(REQUIREMENT):
Sort through the entries below and pull out lines containing the word "chart".

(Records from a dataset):
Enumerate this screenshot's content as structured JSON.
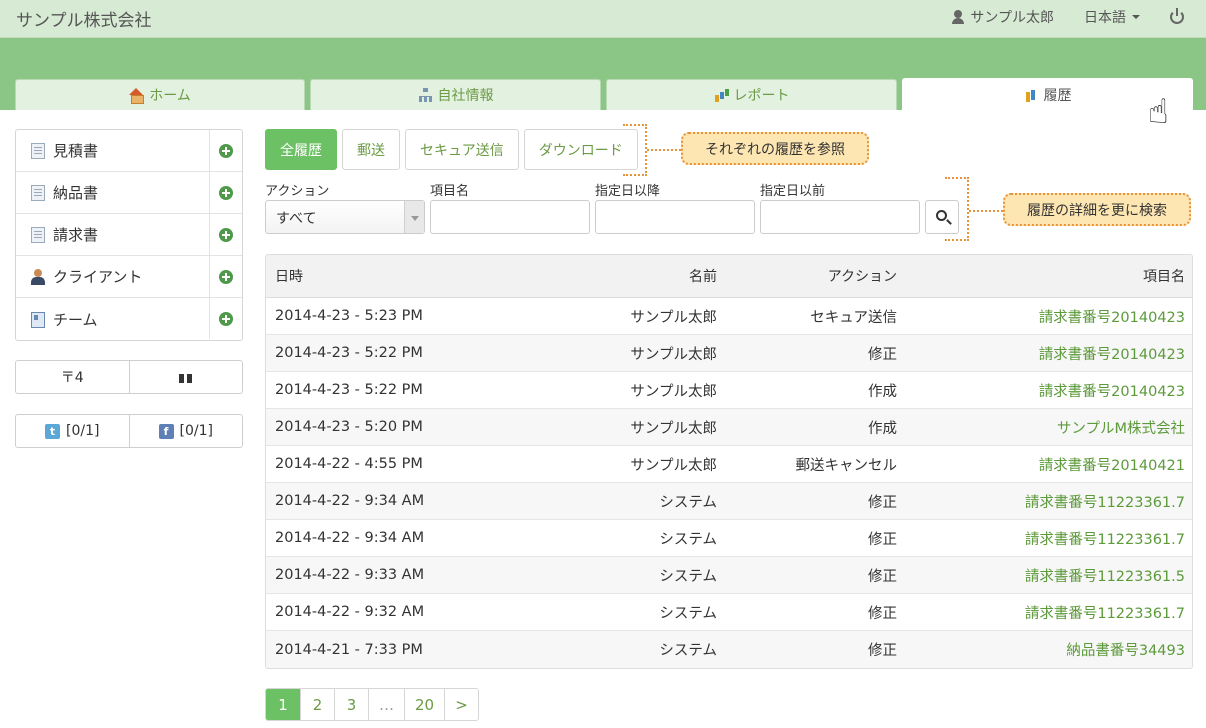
{
  "header": {
    "brand": "サンプル株式会社",
    "user": "サンプル太郎",
    "language": "日本語"
  },
  "tabs": [
    {
      "label": "ホーム",
      "icon": "home-icon"
    },
    {
      "label": "自社情報",
      "icon": "org-chart-icon"
    },
    {
      "label": "レポート",
      "icon": "bar-chart-icon"
    },
    {
      "label": "履歴",
      "icon": "history-icon",
      "active": true
    }
  ],
  "sidebar": {
    "items": [
      {
        "label": "見積書",
        "icon": "document-icon"
      },
      {
        "label": "納品書",
        "icon": "document-icon"
      },
      {
        "label": "請求書",
        "icon": "invoice-icon"
      },
      {
        "label": "クライアント",
        "icon": "person-icon"
      },
      {
        "label": "チーム",
        "icon": "id-card-icon"
      }
    ],
    "postal": "〒4",
    "twitter": "[0/1]",
    "facebook": "[0/1]"
  },
  "filters": [
    "全履歴",
    "郵送",
    "セキュア送信",
    "ダウンロード"
  ],
  "callouts": {
    "filters": "それぞれの履歴を参照",
    "search": "履歴の詳細を更に検索"
  },
  "search": {
    "action_label": "アクション",
    "action_value": "すべて",
    "item_label": "項目名",
    "from_label": "指定日以降",
    "to_label": "指定日以前"
  },
  "table": {
    "headers": [
      "日時",
      "名前",
      "アクション",
      "項目名"
    ],
    "rows": [
      [
        "2014-4-23 - 5:23 PM",
        "サンプル太郎",
        "セキュア送信",
        "請求書番号20140423"
      ],
      [
        "2014-4-23 - 5:22 PM",
        "サンプル太郎",
        "修正",
        "請求書番号20140423"
      ],
      [
        "2014-4-23 - 5:22 PM",
        "サンプル太郎",
        "作成",
        "請求書番号20140423"
      ],
      [
        "2014-4-23 - 5:20 PM",
        "サンプル太郎",
        "作成",
        "サンプルM株式会社"
      ],
      [
        "2014-4-22 - 4:55 PM",
        "サンプル太郎",
        "郵送キャンセル",
        "請求書番号20140421"
      ],
      [
        "2014-4-22 - 9:34 AM",
        "システム",
        "修正",
        "請求書番号11223361.7"
      ],
      [
        "2014-4-22 - 9:34 AM",
        "システム",
        "修正",
        "請求書番号11223361.7"
      ],
      [
        "2014-4-22 - 9:33 AM",
        "システム",
        "修正",
        "請求書番号11223361.5"
      ],
      [
        "2014-4-22 - 9:32 AM",
        "システム",
        "修正",
        "請求書番号11223361.7"
      ],
      [
        "2014-4-21 - 7:33 PM",
        "システム",
        "修正",
        "納品書番号34493"
      ]
    ]
  },
  "pagination": [
    "1",
    "2",
    "3",
    "…",
    "20",
    ">"
  ],
  "colors": {
    "accent": "#6cc165",
    "band": "#8cc686",
    "link": "#5c9a3a",
    "callout": "#fde6b2"
  }
}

(WRITTEN RESPONSE):
      "icon": "org-chart-icon"
      "icon": "bar-chart-icon"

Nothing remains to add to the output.